From the entries below, copy every line that holds the word "oder".

■ Data for the task
* * * * * * *

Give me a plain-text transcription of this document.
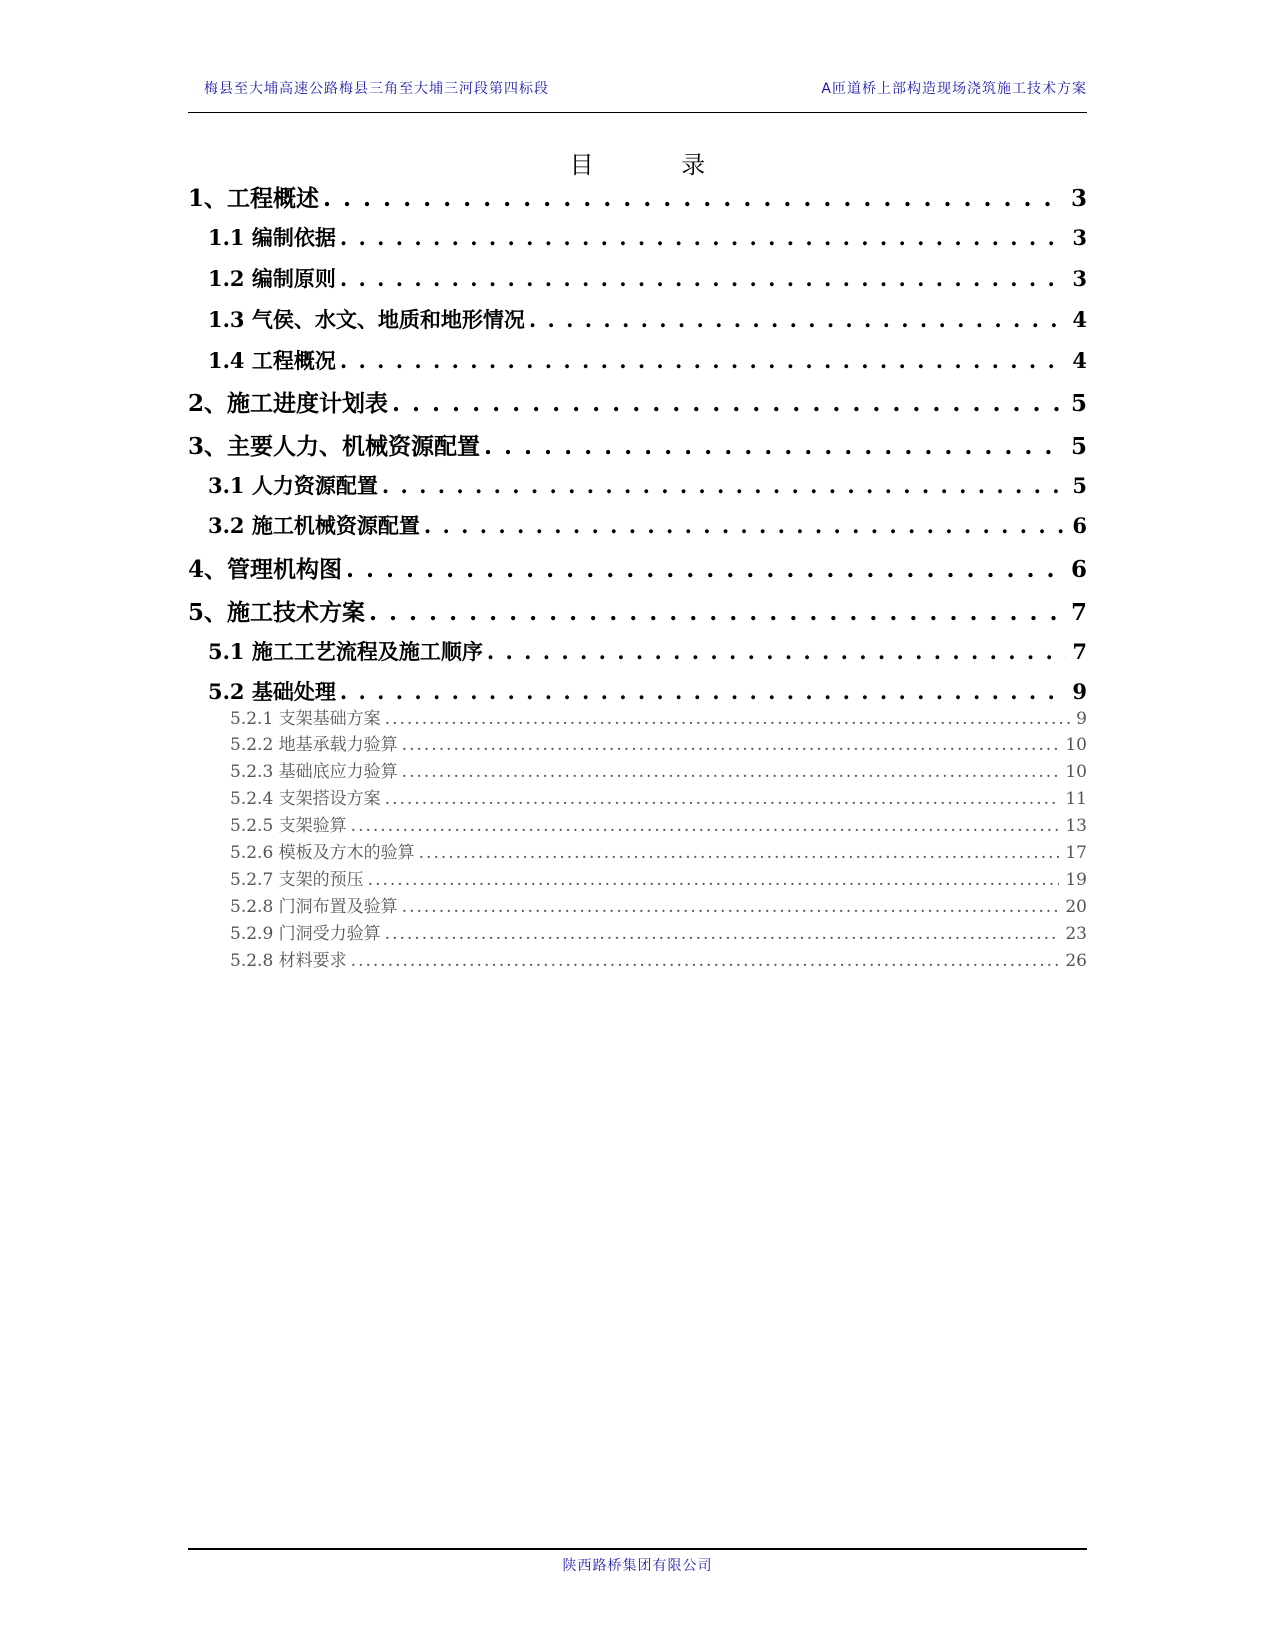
梅县至大埔高速公路梅县三角至大埔三河段第四标段	A匝道桥上部构造现场浇筑施工技术方案
目 录
1、工程概述 . . .	3
1.1 编制依据 . . .	3
1.2 编制原则 . . .	3
1.3 气侯、水文、地质和地形情况 . . .	4
1.4 工程概况 . . .	4
2、施工进度计划表 . . .	5
3、主要人力、机械资源配置 . . .	5
3.1 人力资源配置 . . .	5
3.2 施工机械资源配置 . . .	6
4、管理机构图 . . .	6
5、施工技术方案 . . .	7
5.1 施工工艺流程及施工顺序 . . .	7
5.2 基础处理 . . .	9
5.2.1 支架基础方案 .....	9
5.2.2 地基承载力验算 .....	10
5.2.3 基础底应力验算 .....	10
5.2.4 支架搭设方案 .....	11
5.2.5 支架验算 .....	13
5.2.6 模板及方木的验算 .....	17
5.2.7 支架的预压 .....	19
5.2.8 门洞布置及验算 .....	20
5.2.9 门洞受力验算 .....	23
5.2.8 材料要求 .....	26
陕西路桥集团有限公司
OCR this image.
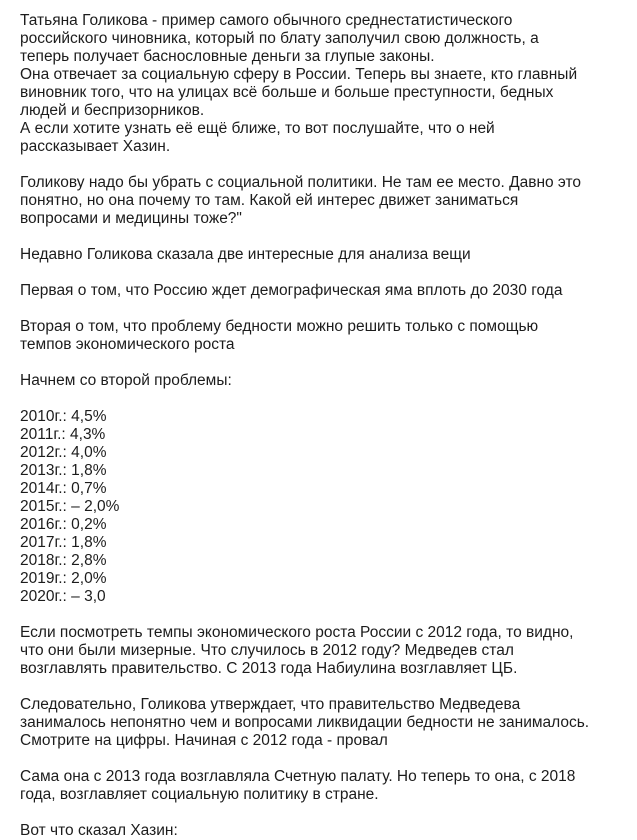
Татьяна Голикова - пример самого обычного среднестатистического
российского чиновника, который по блату заполучил свою должность, а
теперь получает баснословные деньги за глупые законы.
Она отвечает за социальную сферу в России. Теперь вы знаете, кто главный
виновник того, что на улицах всё больше и больше преступности, бедных
людей и беспризорников.
А если хотите узнать её ещё ближе, то вот послушайте, что о ней
рассказывает Хазин.
Голикову надо бы убрать с социальной политики. Не там ее место. Давно это
понятно, но она почему то там. Какой ей интерес движет заниматься
вопросами и медицины тоже?"
Недавно Голикова сказала две интересные для анализа вещи
Первая о том, что Россию ждет демографическая яма вплоть до 2030 года
Вторая о том, что проблему бедности можно решить только с помощью
темпов экономического роста
Начнем со второй проблемы:
2010г.: 4,5%
2011г.: 4,3%
2012г.: 4,0%
2013г.: 1,8%
2014г.: 0,7%
2015г.: – 2,0%
2016г.: 0,2%
2017г.: 1,8%
2018г.: 2,8%
2019г.: 2,0%
2020г.: – 3,0
Если посмотреть темпы экономического роста России с 2012 года, то видно,
что они были мизерные. Что случилось в 2012 году? Медведев стал
возглавлять правительство. С 2013 года Набиулина возглавляет ЦБ.
Следовательно, Голикова утверждает, что правительство Медведева
занималось непонятно чем и вопросами ликвидации бедности не занималось.
Смотрите на цифры. Начиная с 2012 года - провал
Сама она с 2013 года возглавляла Счетную палату. Но теперь то она, с 2018
года, возглавляет социальную политику в стране.
Вот что сказал Хазин:
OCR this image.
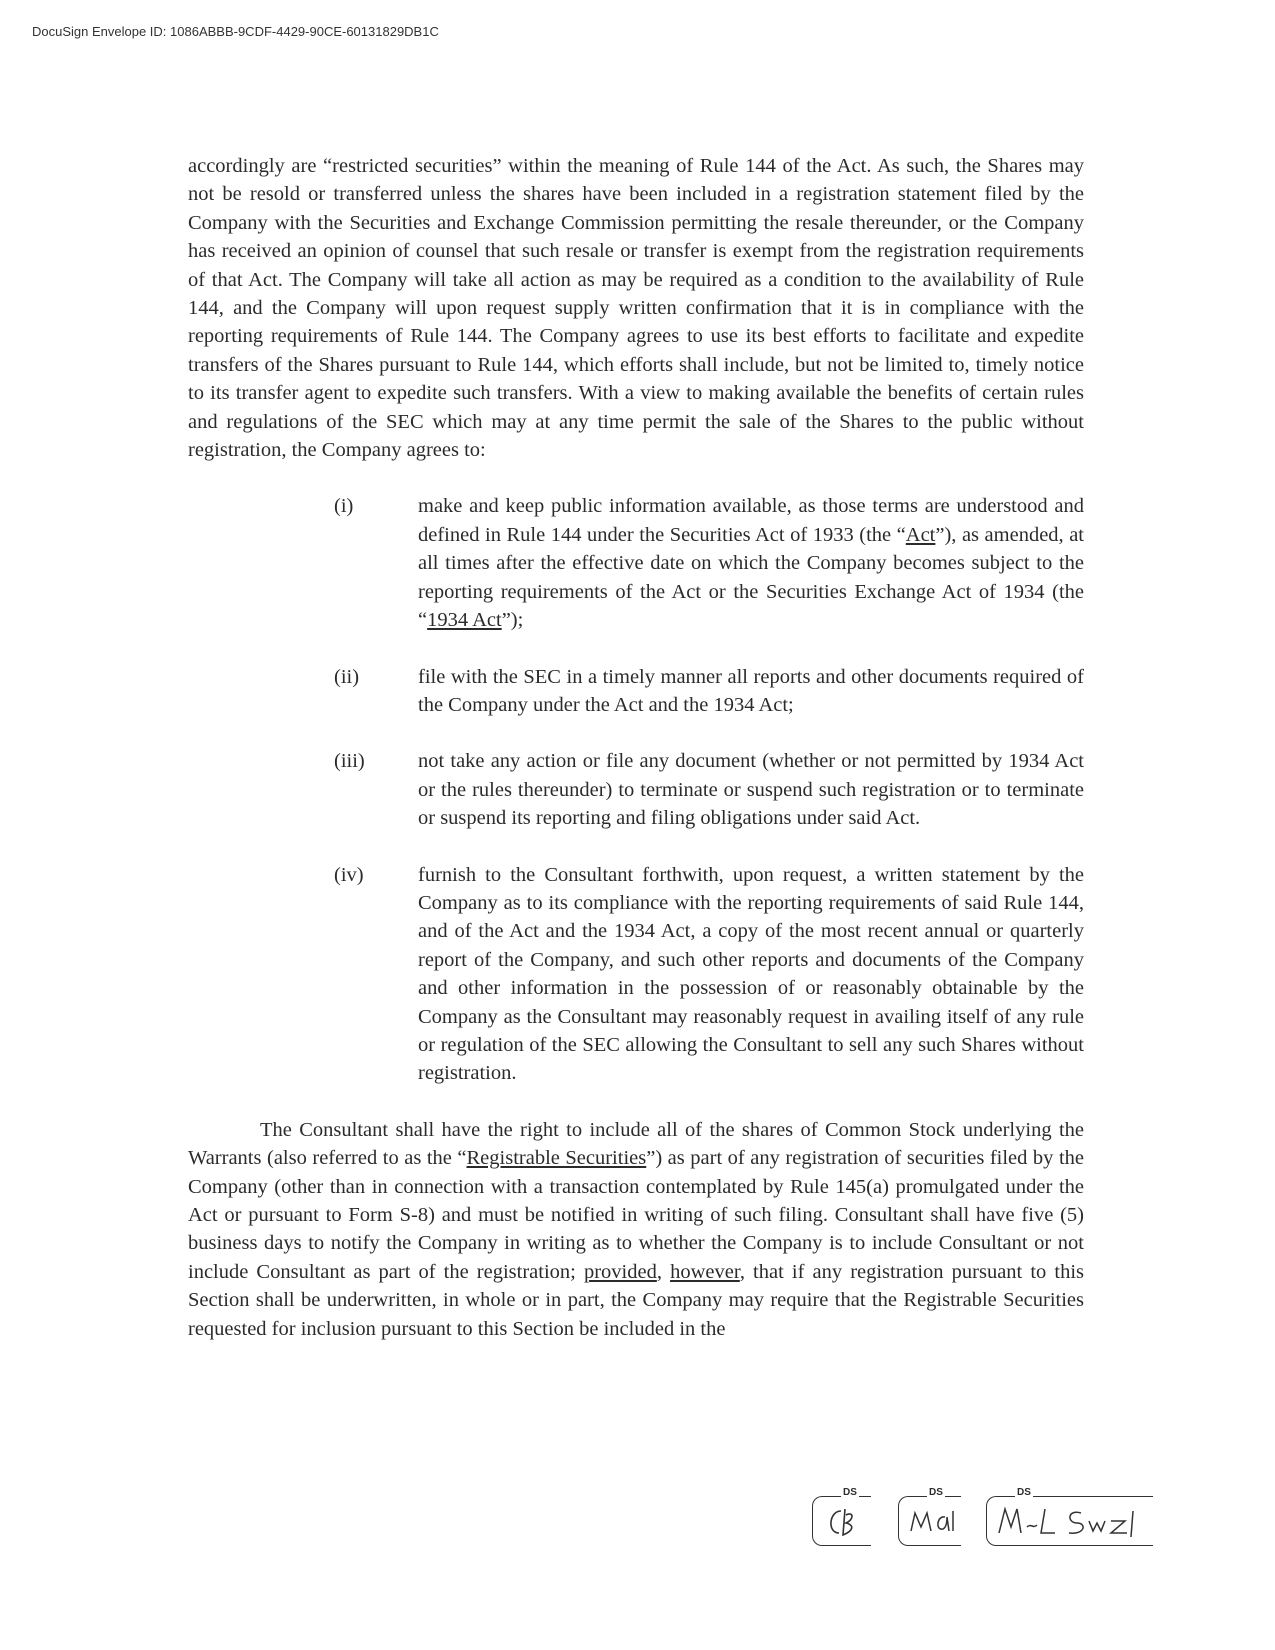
DocuSign Envelope ID: 1086ABBB-9CDF-4429-90CE-60131829DB1C

accordingly are “restricted securities” within the meaning of Rule 144 of the Act. As such, the Shares may not be resold or transferred unless the shares have been included in a registration statement filed by the Company with the Securities and Exchange Commission permitting the resale thereunder, or the Company has received an opinion of counsel that such resale or transfer is exempt from the registration requirements of that Act. The Company will take all action as may be required as a condition to the availability of Rule 144, and the Company will upon request supply written confirmation that it is in compliance with the reporting requirements of Rule 144. The Company agrees to use its best efforts to facilitate and expedite transfers of the Shares pursuant to Rule 144, which efforts shall include, but not be limited to, timely notice to its transfer agent to expedite such transfers. With a view to making available the benefits of certain rules and regulations of the SEC which may at any time permit the sale of the Shares to the public without registration, the Company agrees to:

(i)	make and keep public information available, as those terms are understood and defined in Rule 144 under the Securities Act of 1933 (the “Act”), as amended, at all times after the effective date on which the Company becomes subject to the reporting requirements of the Act or the Securities Exchange Act of 1934 (the “1934 Act”);
(ii)	file with the SEC in a timely manner all reports and other documents required of the Company under the Act and the 1934 Act;
(iii)	not take any action or file any document (whether or not permitted by 1934 Act or the rules thereunder) to terminate or suspend such registration or to terminate or suspend its reporting and filing obligations under said Act.
(iv)	furnish to the Consultant forthwith, upon request, a written statement by the Company as to its compliance with the reporting requirements of said Rule 144, and of the Act and the 1934 Act, a copy of the most recent annual or quarterly report of the Company, and such other reports and documents of the Company and other information in the possession of or reasonably obtainable by the Company as the Consultant may reasonably request in availing itself of any rule or regulation of the SEC allowing the Consultant to sell any such Shares without registration.

The Consultant shall have the right to include all of the shares of Common Stock underlying the Warrants (also referred to as the “Registrable Securities”) as part of any registration of securities filed by the Company (other than in connection with a transaction contemplated by Rule 145(a) promulgated under the Act or pursuant to Form S-8) and must be notified in writing of such filing. Consultant shall have five (5) business days to notify the Company in writing as to whether the Company is to include Consultant or not include Consultant as part of the registration; provided, however, that if any registration pursuant to this Section shall be underwritten, in whole or in part, the Company may require that the Registrable Securities requested for inclusion pursuant to this Section be included in the

DS	DS	DS
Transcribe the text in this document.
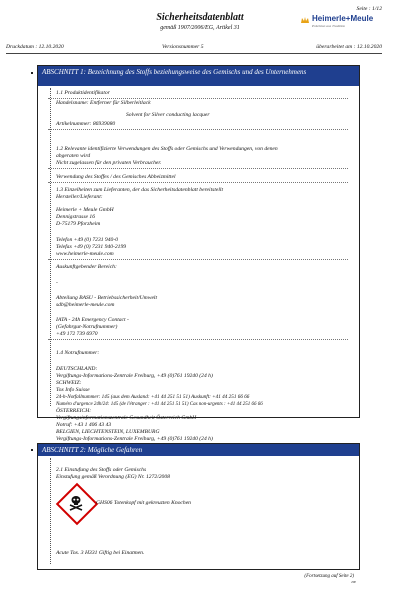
Seite : 1/12
Sicherheitsdatenblatt
gemäß 1907/2006/EG, Artikel 31
Heimerle+Meule
Präzision aus Tradition
Druckdatum : 12.10.2020	Versionsnummer 5	überarbeitet am : 12.10.2020
ABSCHNITT 1: Bezeichnung des Stoffs beziehungsweise des Gemischs und des Unternehmens
1.1 Produktidentifikator
Handelsname: Entferner für Silberleitlack
Solvent for Silver conducting lacquer
Artikelnummer: 86939080
1.2 Relevante identifizierte Verwendungen des Stoffs oder Gemischs und Verwendungen, von denen
abgeraten wird
Nicht zugelassen für den privaten Verbraucher.
Verwendung des Stoffes / des Gemisches Abbeizmittel
1.3 Einzelheiten zum Lieferanten, der das Sicherheitsdatenblatt bereitstellt
Hersteller/Lieferant:
Heimerle + Meule GmbH
Dennigstrasse 16
D-75179 Pforzheim
Telefon +49 (0) 7231 940-0
Telefax +49 (0) 7231 940-2199
www.heimerle-meule.com
Auskunftgebender Bereich:
-
Abteilung BASU - Betriebssicherheit/Umwelt
sdb@heimerle-meule.com
IATA - 24h Emergency Contact -
(Gefahrgut-Notrufnummer)
+49 172 739 6970
1.4 Notrufnummer:
DEUTSCHLAND:
Vergiftungs-Informations-Zentrale Freiburg, +49 (0)761 19240 (24 h)
SCHWEIZ:
Tox Info Suisse
24-h-Notfallnummer: 145 (aus dem Ausland: +41 44 251 51 51) Auskunft: +41 44 251 66 66
Numéro d'urgence 24h/24: 145 (de l'étranger : +41 44 251 51 51) Cas non-urgents : +41 44 251 66 66
ÖSTERREICH:
Vergiftungsinformationszentrale Gesundheit Österreich GmbH
Notruf: +43 1 406 43 43
BELGIEN, LIECHTENSTEIN, LUXEMBURG
Vergiftungs-Informations-Zentrale Freiburg, +49 (0)761 19240 (24 h)
ABSCHNITT 2: Mögliche Gefahren
2.1 Einstufung des Stoffs oder Gemischs
Einstufung gemäß Verordnung (EG) Nr. 1272/2008
GHS06 Totenkopf mit gekreuzten Knochen
Acute Tox. 3 H331 Giftig bei Einatmen.
(Fortsetzung auf Seite 2)
DE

* * * * * * *

■ Result of the task
1.2 Relevante identifizierte Verwendungen des Stoffs oder Gemischs und Verwendungen, von denen
2.1 Einstufung des Stoffs oder Gemischs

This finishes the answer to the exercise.